- GIVEN INSTRUCTION -
Every record below should be transcribed exactly. Omit the images.

- PROVIDED ENTRIES -
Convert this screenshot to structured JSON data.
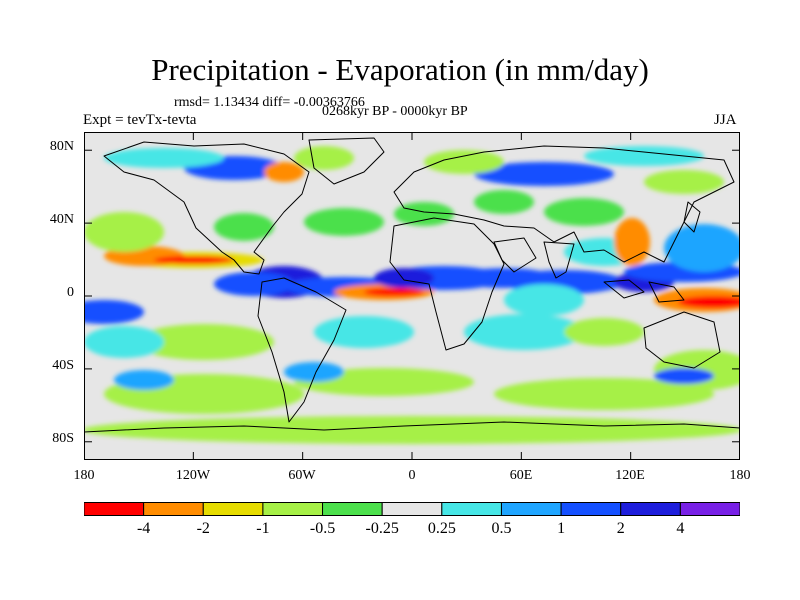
{
  "title": "Precipitation - Evaporation (in mm/day)",
  "stats": "rmsd= 1.13434 diff= -0.00363766",
  "period": "0268kyr BP - 0000kyr BP",
  "experiment": "Expt = tevTx-tevta",
  "season": "JJA",
  "y_axis": {
    "ticks": [
      "80N",
      "40N",
      "0",
      "40S",
      "80S"
    ],
    "values": [
      80,
      40,
      0,
      -40,
      -80
    ],
    "range": [
      -90,
      90
    ]
  },
  "x_axis": {
    "ticks": [
      "180",
      "120W",
      "60W",
      "0",
      "60E",
      "120E",
      "180"
    ],
    "values": [
      -180,
      -120,
      -60,
      0,
      60,
      120,
      180
    ],
    "range": [
      -180,
      180
    ]
  },
  "colorbar": {
    "labels": [
      "-4",
      "-2",
      "-1",
      "-0.5",
      "-0.25",
      "0.25",
      "0.5",
      "1",
      "2",
      "4"
    ],
    "colors": [
      "#ff0000",
      "#ff8c00",
      "#e6dc00",
      "#a6f046",
      "#4ce04c",
      "#e6e6e6",
      "#46e6e6",
      "#1fa5ff",
      "#1450ff",
      "#1e1edc",
      "#7820e6"
    ]
  },
  "colors": {
    "neutral": "#e6e6e6",
    "coastline": "#000000"
  }
}
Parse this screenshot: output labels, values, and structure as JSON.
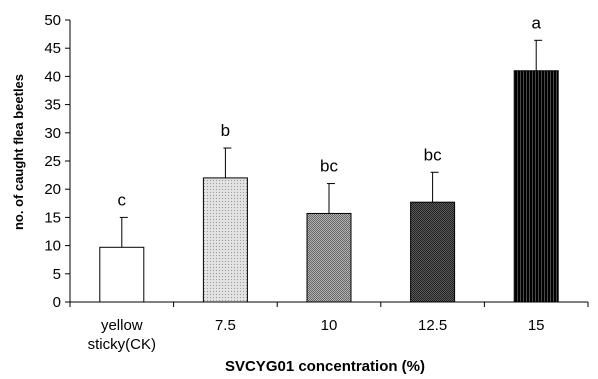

- ANSWER TO THIS EXERCISE -
Convert this screenshot to structured JSON data.
{
  "title": "Precipitation - Evaporation (in mm/day)",
  "stats": "rmsd= 1.13434 diff= -0.00363766",
  "period": "0268kyr BP - 0000kyr BP",
  "experiment": "Expt = tevTx-tevta",
  "season": "JJA",
  "y_axis": {
    "ticks": [
      "80N",
      "40N",
      "0",
      "40S",
      "80S"
    ],
    "values": [
      80,
      40,
      0,
      -40,
      -80
    ],
    "range": [
      -90,
      90
    ]
  },
  "x_axis": {
    "ticks": [
      "180",
      "120W",
      "60W",
      "0",
      "60E",
      "120E",
      "180"
    ],
    "values": [
      -180,
      -120,
      -60,
      0,
      60,
      120,
      180
    ],
    "range": [
      -180,
      180
    ]
  },
  "colorbar": {
    "labels": [
      "-4",
      "-2",
      "-1",
      "-0.5",
      "-0.25",
      "0.25",
      "0.5",
      "1",
      "2",
      "4"
    ],
    "colors": [
      "#ff0000",
      "#ff8c00",
      "#e6dc00",
      "#a6f046",
      "#4ce04c",
      "#e6e6e6",
      "#46e6e6",
      "#1fa5ff",
      "#1450ff",
      "#1e1edc",
      "#7820e6"
    ]
  },
  "colors": {
    "neutral": "#e6e6e6",
    "coastline": "#000000"
  }
}
Parse this screenshot: output labels, values, and structure as JSON.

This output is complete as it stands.